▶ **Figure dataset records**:
** START **
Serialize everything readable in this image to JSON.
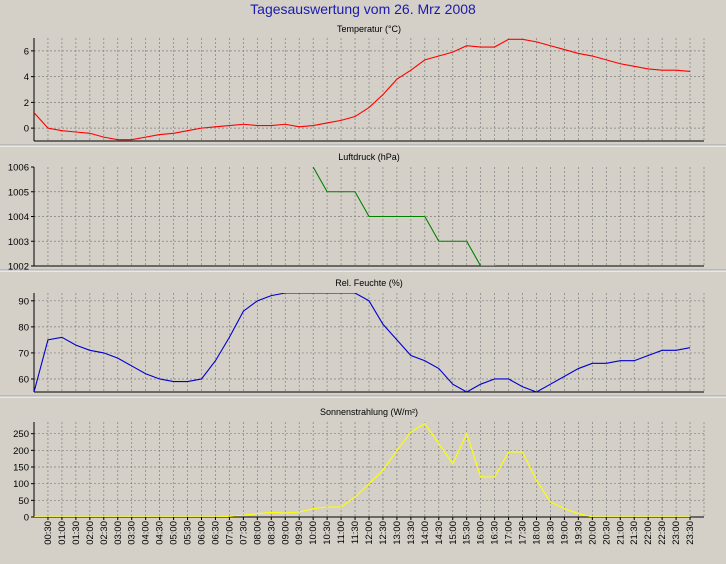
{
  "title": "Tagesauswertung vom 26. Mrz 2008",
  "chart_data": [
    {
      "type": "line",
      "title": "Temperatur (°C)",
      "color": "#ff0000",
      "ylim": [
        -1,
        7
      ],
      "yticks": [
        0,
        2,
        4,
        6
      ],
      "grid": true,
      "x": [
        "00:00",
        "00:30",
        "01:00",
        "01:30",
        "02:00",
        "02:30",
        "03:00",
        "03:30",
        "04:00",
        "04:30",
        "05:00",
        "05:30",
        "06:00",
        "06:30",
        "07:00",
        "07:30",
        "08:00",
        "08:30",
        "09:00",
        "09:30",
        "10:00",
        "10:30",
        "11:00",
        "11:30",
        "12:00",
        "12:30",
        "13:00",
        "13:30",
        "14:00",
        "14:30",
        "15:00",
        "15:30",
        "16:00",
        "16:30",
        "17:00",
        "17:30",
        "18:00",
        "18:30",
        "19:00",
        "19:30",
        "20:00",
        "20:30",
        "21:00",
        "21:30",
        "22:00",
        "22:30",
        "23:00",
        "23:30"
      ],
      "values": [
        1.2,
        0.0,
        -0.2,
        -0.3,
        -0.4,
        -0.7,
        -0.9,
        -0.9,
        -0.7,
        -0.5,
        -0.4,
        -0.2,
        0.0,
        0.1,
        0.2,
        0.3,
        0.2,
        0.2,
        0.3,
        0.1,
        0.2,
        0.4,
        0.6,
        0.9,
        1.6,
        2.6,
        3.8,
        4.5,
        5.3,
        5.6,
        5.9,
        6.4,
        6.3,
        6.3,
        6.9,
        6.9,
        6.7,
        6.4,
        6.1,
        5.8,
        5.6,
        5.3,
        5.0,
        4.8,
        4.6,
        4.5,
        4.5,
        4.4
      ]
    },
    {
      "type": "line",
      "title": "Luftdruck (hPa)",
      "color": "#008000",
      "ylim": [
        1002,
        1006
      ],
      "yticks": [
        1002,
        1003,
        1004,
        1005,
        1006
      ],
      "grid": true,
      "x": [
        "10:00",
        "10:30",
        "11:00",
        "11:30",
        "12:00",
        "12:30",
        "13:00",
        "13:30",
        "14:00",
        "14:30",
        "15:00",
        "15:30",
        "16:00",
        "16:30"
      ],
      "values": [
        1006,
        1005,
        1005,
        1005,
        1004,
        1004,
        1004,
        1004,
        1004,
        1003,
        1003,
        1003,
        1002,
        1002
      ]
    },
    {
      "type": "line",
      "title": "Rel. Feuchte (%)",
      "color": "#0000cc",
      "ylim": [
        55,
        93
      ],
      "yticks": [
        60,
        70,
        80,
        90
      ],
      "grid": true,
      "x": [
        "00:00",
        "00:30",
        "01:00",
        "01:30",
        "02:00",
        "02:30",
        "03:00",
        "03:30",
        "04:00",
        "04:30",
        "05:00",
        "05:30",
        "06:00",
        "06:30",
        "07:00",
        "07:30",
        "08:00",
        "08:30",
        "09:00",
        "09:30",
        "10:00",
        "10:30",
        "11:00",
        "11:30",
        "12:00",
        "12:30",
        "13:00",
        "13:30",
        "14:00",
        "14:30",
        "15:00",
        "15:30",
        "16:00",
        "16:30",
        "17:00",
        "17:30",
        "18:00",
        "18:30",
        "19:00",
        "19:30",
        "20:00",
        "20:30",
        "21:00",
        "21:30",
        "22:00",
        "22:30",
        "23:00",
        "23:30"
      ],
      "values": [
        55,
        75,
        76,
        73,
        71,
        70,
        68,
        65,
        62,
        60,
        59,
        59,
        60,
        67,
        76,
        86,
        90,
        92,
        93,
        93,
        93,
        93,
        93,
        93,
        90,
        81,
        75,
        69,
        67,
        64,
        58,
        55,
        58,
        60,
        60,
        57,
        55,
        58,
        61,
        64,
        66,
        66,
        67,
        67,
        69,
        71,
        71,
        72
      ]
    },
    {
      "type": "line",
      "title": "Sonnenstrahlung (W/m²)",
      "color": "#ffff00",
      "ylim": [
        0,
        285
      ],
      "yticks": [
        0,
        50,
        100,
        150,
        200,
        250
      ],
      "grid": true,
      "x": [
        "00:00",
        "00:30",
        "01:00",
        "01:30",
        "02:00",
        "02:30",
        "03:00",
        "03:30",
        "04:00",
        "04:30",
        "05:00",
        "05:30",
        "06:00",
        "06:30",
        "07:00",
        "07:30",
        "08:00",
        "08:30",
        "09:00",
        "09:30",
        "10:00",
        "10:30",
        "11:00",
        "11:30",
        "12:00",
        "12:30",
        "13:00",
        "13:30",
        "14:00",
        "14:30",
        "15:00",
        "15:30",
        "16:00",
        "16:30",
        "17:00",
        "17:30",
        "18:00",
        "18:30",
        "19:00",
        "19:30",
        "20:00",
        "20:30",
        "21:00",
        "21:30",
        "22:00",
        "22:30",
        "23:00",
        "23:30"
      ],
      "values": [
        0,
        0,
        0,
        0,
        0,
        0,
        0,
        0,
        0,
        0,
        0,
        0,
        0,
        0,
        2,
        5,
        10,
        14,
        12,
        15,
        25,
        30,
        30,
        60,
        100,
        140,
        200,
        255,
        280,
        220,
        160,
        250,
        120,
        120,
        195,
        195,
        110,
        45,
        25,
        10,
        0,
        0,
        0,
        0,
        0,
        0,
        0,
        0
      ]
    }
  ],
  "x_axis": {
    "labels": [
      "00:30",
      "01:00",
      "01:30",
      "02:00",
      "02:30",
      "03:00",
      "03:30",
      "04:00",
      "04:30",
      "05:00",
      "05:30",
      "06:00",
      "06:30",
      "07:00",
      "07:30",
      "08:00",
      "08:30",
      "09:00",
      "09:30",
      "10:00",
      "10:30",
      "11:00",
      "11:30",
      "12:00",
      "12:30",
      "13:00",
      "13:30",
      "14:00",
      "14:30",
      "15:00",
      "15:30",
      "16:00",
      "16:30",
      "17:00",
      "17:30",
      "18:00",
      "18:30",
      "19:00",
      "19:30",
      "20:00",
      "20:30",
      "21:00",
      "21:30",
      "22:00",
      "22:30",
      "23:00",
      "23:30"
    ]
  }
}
** END **
▶ **Required work**: Set down the material above as is, without any pictures.

▶ **Response to this exercise**:
Serialize everything readable in this image to JSON.
{
  "title": "Tagesauswertung vom 26. Mrz 2008",
  "chart_data": [
    {
      "type": "line",
      "title": "Temperatur (°C)",
      "color": "#ff0000",
      "ylim": [
        -1,
        7
      ],
      "yticks": [
        0,
        2,
        4,
        6
      ],
      "grid": true,
      "x": [
        "00:00",
        "00:30",
        "01:00",
        "01:30",
        "02:00",
        "02:30",
        "03:00",
        "03:30",
        "04:00",
        "04:30",
        "05:00",
        "05:30",
        "06:00",
        "06:30",
        "07:00",
        "07:30",
        "08:00",
        "08:30",
        "09:00",
        "09:30",
        "10:00",
        "10:30",
        "11:00",
        "11:30",
        "12:00",
        "12:30",
        "13:00",
        "13:30",
        "14:00",
        "14:30",
        "15:00",
        "15:30",
        "16:00",
        "16:30",
        "17:00",
        "17:30",
        "18:00",
        "18:30",
        "19:00",
        "19:30",
        "20:00",
        "20:30",
        "21:00",
        "21:30",
        "22:00",
        "22:30",
        "23:00",
        "23:30"
      ],
      "values": [
        1.2,
        0.0,
        -0.2,
        -0.3,
        -0.4,
        -0.7,
        -0.9,
        -0.9,
        -0.7,
        -0.5,
        -0.4,
        -0.2,
        0.0,
        0.1,
        0.2,
        0.3,
        0.2,
        0.2,
        0.3,
        0.1,
        0.2,
        0.4,
        0.6,
        0.9,
        1.6,
        2.6,
        3.8,
        4.5,
        5.3,
        5.6,
        5.9,
        6.4,
        6.3,
        6.3,
        6.9,
        6.9,
        6.7,
        6.4,
        6.1,
        5.8,
        5.6,
        5.3,
        5.0,
        4.8,
        4.6,
        4.5,
        4.5,
        4.4
      ]
    },
    {
      "type": "line",
      "title": "Luftdruck (hPa)",
      "color": "#008000",
      "ylim": [
        1002,
        1006
      ],
      "yticks": [
        1002,
        1003,
        1004,
        1005,
        1006
      ],
      "grid": true,
      "x": [
        "10:00",
        "10:30",
        "11:00",
        "11:30",
        "12:00",
        "12:30",
        "13:00",
        "13:30",
        "14:00",
        "14:30",
        "15:00",
        "15:30",
        "16:00",
        "16:30"
      ],
      "values": [
        1006,
        1005,
        1005,
        1005,
        1004,
        1004,
        1004,
        1004,
        1004,
        1003,
        1003,
        1003,
        1002,
        1002
      ]
    },
    {
      "type": "line",
      "title": "Rel. Feuchte (%)",
      "color": "#0000cc",
      "ylim": [
        55,
        93
      ],
      "yticks": [
        60,
        70,
        80,
        90
      ],
      "grid": true,
      "x": [
        "00:00",
        "00:30",
        "01:00",
        "01:30",
        "02:00",
        "02:30",
        "03:00",
        "03:30",
        "04:00",
        "04:30",
        "05:00",
        "05:30",
        "06:00",
        "06:30",
        "07:00",
        "07:30",
        "08:00",
        "08:30",
        "09:00",
        "09:30",
        "10:00",
        "10:30",
        "11:00",
        "11:30",
        "12:00",
        "12:30",
        "13:00",
        "13:30",
        "14:00",
        "14:30",
        "15:00",
        "15:30",
        "16:00",
        "16:30",
        "17:00",
        "17:30",
        "18:00",
        "18:30",
        "19:00",
        "19:30",
        "20:00",
        "20:30",
        "21:00",
        "21:30",
        "22:00",
        "22:30",
        "23:00",
        "23:30"
      ],
      "values": [
        55,
        75,
        76,
        73,
        71,
        70,
        68,
        65,
        62,
        60,
        59,
        59,
        60,
        67,
        76,
        86,
        90,
        92,
        93,
        93,
        93,
        93,
        93,
        93,
        90,
        81,
        75,
        69,
        67,
        64,
        58,
        55,
        58,
        60,
        60,
        57,
        55,
        58,
        61,
        64,
        66,
        66,
        67,
        67,
        69,
        71,
        71,
        72
      ]
    },
    {
      "type": "line",
      "title": "Sonnenstrahlung (W/m²)",
      "color": "#ffff00",
      "ylim": [
        0,
        285
      ],
      "yticks": [
        0,
        50,
        100,
        150,
        200,
        250
      ],
      "grid": true,
      "x": [
        "00:00",
        "00:30",
        "01:00",
        "01:30",
        "02:00",
        "02:30",
        "03:00",
        "03:30",
        "04:00",
        "04:30",
        "05:00",
        "05:30",
        "06:00",
        "06:30",
        "07:00",
        "07:30",
        "08:00",
        "08:30",
        "09:00",
        "09:30",
        "10:00",
        "10:30",
        "11:00",
        "11:30",
        "12:00",
        "12:30",
        "13:00",
        "13:30",
        "14:00",
        "14:30",
        "15:00",
        "15:30",
        "16:00",
        "16:30",
        "17:00",
        "17:30",
        "18:00",
        "18:30",
        "19:00",
        "19:30",
        "20:00",
        "20:30",
        "21:00",
        "21:30",
        "22:00",
        "22:30",
        "23:00",
        "23:30"
      ],
      "values": [
        0,
        0,
        0,
        0,
        0,
        0,
        0,
        0,
        0,
        0,
        0,
        0,
        0,
        0,
        2,
        5,
        10,
        14,
        12,
        15,
        25,
        30,
        30,
        60,
        100,
        140,
        200,
        255,
        280,
        220,
        160,
        250,
        120,
        120,
        195,
        195,
        110,
        45,
        25,
        10,
        0,
        0,
        0,
        0,
        0,
        0,
        0,
        0
      ]
    }
  ],
  "x_axis": {
    "labels": [
      "00:30",
      "01:00",
      "01:30",
      "02:00",
      "02:30",
      "03:00",
      "03:30",
      "04:00",
      "04:30",
      "05:00",
      "05:30",
      "06:00",
      "06:30",
      "07:00",
      "07:30",
      "08:00",
      "08:30",
      "09:00",
      "09:30",
      "10:00",
      "10:30",
      "11:00",
      "11:30",
      "12:00",
      "12:30",
      "13:00",
      "13:30",
      "14:00",
      "14:30",
      "15:00",
      "15:30",
      "16:00",
      "16:30",
      "17:00",
      "17:30",
      "18:00",
      "18:30",
      "19:00",
      "19:30",
      "20:00",
      "20:30",
      "21:00",
      "21:30",
      "22:00",
      "22:30",
      "23:00",
      "23:30"
    ]
  }
}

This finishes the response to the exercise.